» Seitenauszug:
----------------------------------------

Der Tag war super! Ich hatte zuerst ein unkompliziertes Gespräch mit zwei deiner Kollegen. Dann wurden mir die möglichen Aufgaben und Abläufe ausführlich erklärt. Und zum Schluss gabs noch eine kleine Challenge, die ich – glaube ich – gut gemeistert habe und die Spass gemacht hat.

Warum hast du dich beworben?
Nach ein paar Einsätzen, die ich über euch geleistet habe, dachte ich: Wieso schaust du nicht mal, was für Jobs Coople selbst zu bieten hat? Das tat ich dann auch und stiess sogleich auf eine interessante Stelle. Ich bewarb mich dann auch und schon stand ich bei euch im Office.

Du hast ja auch schon über die Plattform gearbeitet. Warum eigentlich Coople?
Ein guter Freund, der bei euch schon angemeldet war, hat mir diesen Sommer von Coople erzählt. Ich war sofort begeistert und hatte mich noch am selben Abend bei euch registriert. Wenige Stunden später hatte ich auch schon die erste Einsatzanfrage im Posteingang. Warum Coople? Weil man sich kostenlos und ohne dabei irgendwelche Verpflichtungen einzugehen, anmelden kann. Ich komme einfach und ohne Aufwand an spannende Jobangebote und kann arbeiten, wann ich will. Grundsätzlich kann ich sagen, dass ich von der Anmeldung über Einsätze bis zum Zahltag noch nie Probleme hatte.

----------------------------------------

» Aufgabenbeschreibung: Setze das Interview über die Erfahrungen mit Coople im Anschluss an seinen letzten Satz fort.

» Extrahierte Daten:
----------------------------------------

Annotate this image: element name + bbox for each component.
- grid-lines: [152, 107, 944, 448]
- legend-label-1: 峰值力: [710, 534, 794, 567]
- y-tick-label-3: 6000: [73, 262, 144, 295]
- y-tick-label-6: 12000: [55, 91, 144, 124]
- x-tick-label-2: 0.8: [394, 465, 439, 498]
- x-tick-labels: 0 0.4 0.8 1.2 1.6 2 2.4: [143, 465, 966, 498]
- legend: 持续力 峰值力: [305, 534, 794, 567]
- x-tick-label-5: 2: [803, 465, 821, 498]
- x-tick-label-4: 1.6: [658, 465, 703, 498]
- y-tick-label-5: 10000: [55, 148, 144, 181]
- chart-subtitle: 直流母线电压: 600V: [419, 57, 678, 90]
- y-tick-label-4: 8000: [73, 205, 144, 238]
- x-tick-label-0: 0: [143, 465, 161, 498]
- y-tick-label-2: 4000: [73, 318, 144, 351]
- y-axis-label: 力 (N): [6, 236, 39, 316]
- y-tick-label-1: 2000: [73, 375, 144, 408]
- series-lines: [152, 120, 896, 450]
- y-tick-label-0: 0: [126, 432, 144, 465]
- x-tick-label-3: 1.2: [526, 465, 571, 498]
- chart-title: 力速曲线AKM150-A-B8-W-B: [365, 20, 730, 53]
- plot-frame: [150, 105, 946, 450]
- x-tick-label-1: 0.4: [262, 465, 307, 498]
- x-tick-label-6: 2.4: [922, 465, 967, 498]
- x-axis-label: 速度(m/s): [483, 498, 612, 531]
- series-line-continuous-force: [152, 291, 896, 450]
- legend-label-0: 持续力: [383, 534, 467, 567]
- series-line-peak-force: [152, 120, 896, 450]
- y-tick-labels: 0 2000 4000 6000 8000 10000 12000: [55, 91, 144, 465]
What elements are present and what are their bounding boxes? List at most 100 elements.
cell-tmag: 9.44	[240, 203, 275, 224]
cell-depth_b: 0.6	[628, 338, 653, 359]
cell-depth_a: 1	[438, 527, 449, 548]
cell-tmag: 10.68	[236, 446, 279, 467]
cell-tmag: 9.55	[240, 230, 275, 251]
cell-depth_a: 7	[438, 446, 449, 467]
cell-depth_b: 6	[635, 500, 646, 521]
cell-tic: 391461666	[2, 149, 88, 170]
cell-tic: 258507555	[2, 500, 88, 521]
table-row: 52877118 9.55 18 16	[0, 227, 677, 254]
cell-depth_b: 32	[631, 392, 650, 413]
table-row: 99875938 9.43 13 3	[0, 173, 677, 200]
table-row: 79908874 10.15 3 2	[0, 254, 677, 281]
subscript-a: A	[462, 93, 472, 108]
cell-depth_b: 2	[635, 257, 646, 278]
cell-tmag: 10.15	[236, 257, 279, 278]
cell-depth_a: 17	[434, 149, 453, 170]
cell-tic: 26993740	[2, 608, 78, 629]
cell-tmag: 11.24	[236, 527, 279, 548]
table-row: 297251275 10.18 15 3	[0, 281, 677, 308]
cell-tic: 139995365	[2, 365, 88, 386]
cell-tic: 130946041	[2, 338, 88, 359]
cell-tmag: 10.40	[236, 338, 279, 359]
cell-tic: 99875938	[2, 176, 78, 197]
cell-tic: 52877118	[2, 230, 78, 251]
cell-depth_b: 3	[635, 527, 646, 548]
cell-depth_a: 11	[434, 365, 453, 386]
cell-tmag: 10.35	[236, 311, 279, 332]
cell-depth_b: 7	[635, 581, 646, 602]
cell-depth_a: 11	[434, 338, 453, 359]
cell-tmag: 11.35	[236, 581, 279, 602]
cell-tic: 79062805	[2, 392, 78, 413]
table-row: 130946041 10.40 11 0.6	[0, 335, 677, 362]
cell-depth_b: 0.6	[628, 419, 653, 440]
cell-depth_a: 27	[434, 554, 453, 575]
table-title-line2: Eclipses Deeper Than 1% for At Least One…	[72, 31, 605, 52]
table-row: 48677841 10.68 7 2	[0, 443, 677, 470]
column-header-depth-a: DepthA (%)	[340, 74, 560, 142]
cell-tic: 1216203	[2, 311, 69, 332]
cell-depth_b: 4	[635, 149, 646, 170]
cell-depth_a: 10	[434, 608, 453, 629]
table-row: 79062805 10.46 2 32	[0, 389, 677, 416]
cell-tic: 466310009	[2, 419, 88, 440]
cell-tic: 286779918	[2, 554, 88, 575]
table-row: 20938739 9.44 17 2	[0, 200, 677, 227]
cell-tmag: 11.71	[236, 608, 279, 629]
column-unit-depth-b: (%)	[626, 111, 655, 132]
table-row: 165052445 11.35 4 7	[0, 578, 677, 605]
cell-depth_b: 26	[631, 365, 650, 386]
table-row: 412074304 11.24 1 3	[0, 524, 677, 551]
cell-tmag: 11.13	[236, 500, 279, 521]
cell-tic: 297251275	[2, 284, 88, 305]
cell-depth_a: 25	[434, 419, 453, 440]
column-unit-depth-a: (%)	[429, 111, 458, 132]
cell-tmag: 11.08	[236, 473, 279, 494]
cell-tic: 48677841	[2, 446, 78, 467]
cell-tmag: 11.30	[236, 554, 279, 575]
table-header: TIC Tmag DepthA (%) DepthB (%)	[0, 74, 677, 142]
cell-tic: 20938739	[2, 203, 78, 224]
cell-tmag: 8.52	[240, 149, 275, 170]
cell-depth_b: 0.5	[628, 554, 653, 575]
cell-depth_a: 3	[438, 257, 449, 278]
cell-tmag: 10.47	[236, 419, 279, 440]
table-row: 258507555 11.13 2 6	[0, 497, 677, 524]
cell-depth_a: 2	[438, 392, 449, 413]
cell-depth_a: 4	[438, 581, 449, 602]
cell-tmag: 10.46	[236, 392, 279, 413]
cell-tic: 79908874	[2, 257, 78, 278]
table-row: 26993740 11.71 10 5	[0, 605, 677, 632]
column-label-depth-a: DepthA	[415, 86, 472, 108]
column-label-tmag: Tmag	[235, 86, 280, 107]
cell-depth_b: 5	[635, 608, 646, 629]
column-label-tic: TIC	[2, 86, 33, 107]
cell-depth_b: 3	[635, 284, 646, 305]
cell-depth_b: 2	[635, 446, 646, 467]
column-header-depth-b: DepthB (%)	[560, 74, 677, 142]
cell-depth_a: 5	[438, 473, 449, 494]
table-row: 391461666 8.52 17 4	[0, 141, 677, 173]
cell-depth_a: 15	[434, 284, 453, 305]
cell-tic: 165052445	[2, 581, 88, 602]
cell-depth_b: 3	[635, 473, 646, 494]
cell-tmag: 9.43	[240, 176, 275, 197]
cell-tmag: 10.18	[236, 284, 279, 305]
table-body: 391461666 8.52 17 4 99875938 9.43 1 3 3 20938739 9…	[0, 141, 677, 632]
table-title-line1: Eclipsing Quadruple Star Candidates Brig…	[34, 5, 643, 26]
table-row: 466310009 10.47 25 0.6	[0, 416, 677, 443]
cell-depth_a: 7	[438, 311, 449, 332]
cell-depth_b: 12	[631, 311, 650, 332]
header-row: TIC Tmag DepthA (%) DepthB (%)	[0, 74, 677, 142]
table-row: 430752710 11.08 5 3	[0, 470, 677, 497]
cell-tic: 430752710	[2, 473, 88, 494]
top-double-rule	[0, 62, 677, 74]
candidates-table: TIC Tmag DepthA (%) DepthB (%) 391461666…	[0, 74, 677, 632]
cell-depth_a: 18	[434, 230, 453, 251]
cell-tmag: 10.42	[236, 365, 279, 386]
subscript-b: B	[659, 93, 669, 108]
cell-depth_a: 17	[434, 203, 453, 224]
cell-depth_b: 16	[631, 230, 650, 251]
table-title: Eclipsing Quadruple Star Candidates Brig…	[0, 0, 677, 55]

----------------------------------------

» Ergebnis der Aufgabe:
Erzähl uns von deinem ersten Einsatz. Wie war’s?
Ich war diesen Sommer für einen Auf-/Abbau-Einsatz eingeplant und wusste anfangs überhaupt nicht, was mich erwarten würde. Doch ich wurde sofort positiv überrascht. So unkompliziert es bei Coople begonnen hat, ging es auch beim Einsatz selbst weiter. Wir haben ein riesiges Festzelt, das für ein grosses Firmenfest aufgebaut wurde, abgebaut. Die Leute waren alle gut drauf und wir kamen super zusammen klar. Am ersten Tag schien die Sonne. Am zweiten anfangs auch noch. Doch plötzlich fing es an in Strömen zu regnen. Das konnte aber unserer guten Stimmung nichts anhaben. Wir nahmen eine Blache, stellten uns gegen den Wind uns schützen uns so ungefähr eine halbe Stunde lang. Das nützte allerdings nichts mehr, denn wir waren bereits alle klitschnass. Trotz dem ganzen Regen war mein erster Einsatz ein cooles Erlebnis!

Bei deinen Einsätzen hast du sicher schon zahlreiche andere Menschen von unserer Plattform kennengelernt. Gibt es den typischen Coople Arbeitnehmer?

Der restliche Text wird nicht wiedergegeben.